▶ [What the task asks] The records are to be restated in their entirety, word for word.

▶ [Extracted records]
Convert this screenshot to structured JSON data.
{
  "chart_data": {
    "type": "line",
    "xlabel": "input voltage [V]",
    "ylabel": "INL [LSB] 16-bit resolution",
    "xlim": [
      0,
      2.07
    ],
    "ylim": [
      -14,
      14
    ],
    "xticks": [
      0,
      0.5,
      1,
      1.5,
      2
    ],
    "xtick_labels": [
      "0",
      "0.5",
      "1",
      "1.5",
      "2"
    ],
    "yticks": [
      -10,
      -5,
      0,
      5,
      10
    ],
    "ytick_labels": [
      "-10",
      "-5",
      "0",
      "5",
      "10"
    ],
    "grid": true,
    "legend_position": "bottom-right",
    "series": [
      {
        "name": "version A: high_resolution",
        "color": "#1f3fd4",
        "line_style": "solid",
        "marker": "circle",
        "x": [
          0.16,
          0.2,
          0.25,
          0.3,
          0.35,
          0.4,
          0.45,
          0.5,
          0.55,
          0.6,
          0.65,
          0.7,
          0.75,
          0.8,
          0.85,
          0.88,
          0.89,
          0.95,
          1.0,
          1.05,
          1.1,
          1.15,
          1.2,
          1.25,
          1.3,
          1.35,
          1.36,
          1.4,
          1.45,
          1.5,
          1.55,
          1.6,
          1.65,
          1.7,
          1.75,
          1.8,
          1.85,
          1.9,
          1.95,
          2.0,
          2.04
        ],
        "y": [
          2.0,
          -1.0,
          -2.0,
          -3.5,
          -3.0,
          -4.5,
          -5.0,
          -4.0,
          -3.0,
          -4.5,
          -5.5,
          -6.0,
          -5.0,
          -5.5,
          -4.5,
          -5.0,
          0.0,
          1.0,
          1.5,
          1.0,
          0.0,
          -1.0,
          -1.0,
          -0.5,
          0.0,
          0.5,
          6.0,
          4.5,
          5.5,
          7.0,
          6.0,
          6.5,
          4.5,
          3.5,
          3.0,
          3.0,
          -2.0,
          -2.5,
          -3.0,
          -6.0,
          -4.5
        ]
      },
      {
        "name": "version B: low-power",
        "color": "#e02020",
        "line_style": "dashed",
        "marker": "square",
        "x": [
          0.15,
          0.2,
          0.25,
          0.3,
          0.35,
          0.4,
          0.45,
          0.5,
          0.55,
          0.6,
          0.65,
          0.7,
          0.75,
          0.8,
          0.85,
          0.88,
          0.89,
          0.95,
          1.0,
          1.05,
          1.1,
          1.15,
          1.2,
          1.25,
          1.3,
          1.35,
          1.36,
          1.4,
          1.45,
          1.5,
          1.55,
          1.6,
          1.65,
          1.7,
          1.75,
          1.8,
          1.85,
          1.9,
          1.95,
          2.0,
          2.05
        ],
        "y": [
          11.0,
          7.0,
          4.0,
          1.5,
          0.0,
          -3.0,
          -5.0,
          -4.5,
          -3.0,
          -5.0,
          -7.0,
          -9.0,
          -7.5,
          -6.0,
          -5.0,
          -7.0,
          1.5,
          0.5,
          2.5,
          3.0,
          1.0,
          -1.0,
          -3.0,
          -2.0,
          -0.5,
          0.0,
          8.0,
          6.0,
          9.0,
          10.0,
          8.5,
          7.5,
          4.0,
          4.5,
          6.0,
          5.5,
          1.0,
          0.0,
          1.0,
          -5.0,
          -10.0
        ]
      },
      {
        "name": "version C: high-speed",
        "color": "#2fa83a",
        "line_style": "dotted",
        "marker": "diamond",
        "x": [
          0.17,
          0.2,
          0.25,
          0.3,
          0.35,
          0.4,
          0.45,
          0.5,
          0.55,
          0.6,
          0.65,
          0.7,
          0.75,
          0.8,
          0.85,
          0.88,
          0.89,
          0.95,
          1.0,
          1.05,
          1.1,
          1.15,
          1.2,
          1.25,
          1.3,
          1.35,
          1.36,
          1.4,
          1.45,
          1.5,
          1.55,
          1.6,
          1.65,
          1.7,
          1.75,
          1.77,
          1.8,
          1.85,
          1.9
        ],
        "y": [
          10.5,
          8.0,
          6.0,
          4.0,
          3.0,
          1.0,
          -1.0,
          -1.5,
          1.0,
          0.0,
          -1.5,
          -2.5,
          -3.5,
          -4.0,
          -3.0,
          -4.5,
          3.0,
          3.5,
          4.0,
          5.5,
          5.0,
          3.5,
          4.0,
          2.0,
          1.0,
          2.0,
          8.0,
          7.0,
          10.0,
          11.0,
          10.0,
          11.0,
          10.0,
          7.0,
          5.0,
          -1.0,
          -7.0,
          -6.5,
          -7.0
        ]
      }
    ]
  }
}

▶ [Response below]
Convert this screenshot to structured JSON data.
{
  "chart_data": {
    "type": "line",
    "xlabel": "input voltage [V]",
    "ylabel": "INL [LSB] 16-bit resolution",
    "xlim": [
      0,
      2.07
    ],
    "ylim": [
      -14,
      14
    ],
    "xticks": [
      0,
      0.5,
      1,
      1.5,
      2
    ],
    "xtick_labels": [
      "0",
      "0.5",
      "1",
      "1.5",
      "2"
    ],
    "yticks": [
      -10,
      -5,
      0,
      5,
      10
    ],
    "ytick_labels": [
      "-10",
      "-5",
      "0",
      "5",
      "10"
    ],
    "grid": true,
    "legend_position": "bottom-right",
    "series": [
      {
        "name": "version A: high_resolution",
        "color": "#1f3fd4",
        "line_style": "solid",
        "marker": "circle",
        "x": [
          0.16,
          0.2,
          0.25,
          0.3,
          0.35,
          0.4,
          0.45,
          0.5,
          0.55,
          0.6,
          0.65,
          0.7,
          0.75,
          0.8,
          0.85,
          0.88,
          0.89,
          0.95,
          1.0,
          1.05,
          1.1,
          1.15,
          1.2,
          1.25,
          1.3,
          1.35,
          1.36,
          1.4,
          1.45,
          1.5,
          1.55,
          1.6,
          1.65,
          1.7,
          1.75,
          1.8,
          1.85,
          1.9,
          1.95,
          2.0,
          2.04
        ],
        "y": [
          2.0,
          -1.0,
          -2.0,
          -3.5,
          -3.0,
          -4.5,
          -5.0,
          -4.0,
          -3.0,
          -4.5,
          -5.5,
          -6.0,
          -5.0,
          -5.5,
          -4.5,
          -5.0,
          0.0,
          1.0,
          1.5,
          1.0,
          0.0,
          -1.0,
          -1.0,
          -0.5,
          0.0,
          0.5,
          6.0,
          4.5,
          5.5,
          7.0,
          6.0,
          6.5,
          4.5,
          3.5,
          3.0,
          3.0,
          -2.0,
          -2.5,
          -3.0,
          -6.0,
          -4.5
        ]
      },
      {
        "name": "version B: low-power",
        "color": "#e02020",
        "line_style": "dashed",
        "marker": "square",
        "x": [
          0.15,
          0.2,
          0.25,
          0.3,
          0.35,
          0.4,
          0.45,
          0.5,
          0.55,
          0.6,
          0.65,
          0.7,
          0.75,
          0.8,
          0.85,
          0.88,
          0.89,
          0.95,
          1.0,
          1.05,
          1.1,
          1.15,
          1.2,
          1.25,
          1.3,
          1.35,
          1.36,
          1.4,
          1.45,
          1.5,
          1.55,
          1.6,
          1.65,
          1.7,
          1.75,
          1.8,
          1.85,
          1.9,
          1.95,
          2.0,
          2.05
        ],
        "y": [
          11.0,
          7.0,
          4.0,
          1.5,
          0.0,
          -3.0,
          -5.0,
          -4.5,
          -3.0,
          -5.0,
          -7.0,
          -9.0,
          -7.5,
          -6.0,
          -5.0,
          -7.0,
          1.5,
          0.5,
          2.5,
          3.0,
          1.0,
          -1.0,
          -3.0,
          -2.0,
          -0.5,
          0.0,
          8.0,
          6.0,
          9.0,
          10.0,
          8.5,
          7.5,
          4.0,
          4.5,
          6.0,
          5.5,
          1.0,
          0.0,
          1.0,
          -5.0,
          -10.0
        ]
      },
      {
        "name": "version C: high-speed",
        "color": "#2fa83a",
        "line_style": "dotted",
        "marker": "diamond",
        "x": [
          0.17,
          0.2,
          0.25,
          0.3,
          0.35,
          0.4,
          0.45,
          0.5,
          0.55,
          0.6,
          0.65,
          0.7,
          0.75,
          0.8,
          0.85,
          0.88,
          0.89,
          0.95,
          1.0,
          1.05,
          1.1,
          1.15,
          1.2,
          1.25,
          1.3,
          1.35,
          1.36,
          1.4,
          1.45,
          1.5,
          1.55,
          1.6,
          1.65,
          1.7,
          1.75,
          1.77,
          1.8,
          1.85,
          1.9
        ],
        "y": [
          10.5,
          8.0,
          6.0,
          4.0,
          3.0,
          1.0,
          -1.0,
          -1.5,
          1.0,
          0.0,
          -1.5,
          -2.5,
          -3.5,
          -4.0,
          -3.0,
          -4.5,
          3.0,
          3.5,
          4.0,
          5.5,
          5.0,
          3.5,
          4.0,
          2.0,
          1.0,
          2.0,
          8.0,
          7.0,
          10.0,
          11.0,
          10.0,
          11.0,
          10.0,
          7.0,
          5.0,
          -1.0,
          -7.0,
          -6.5,
          -7.0
        ]
      }
    ]
  }
}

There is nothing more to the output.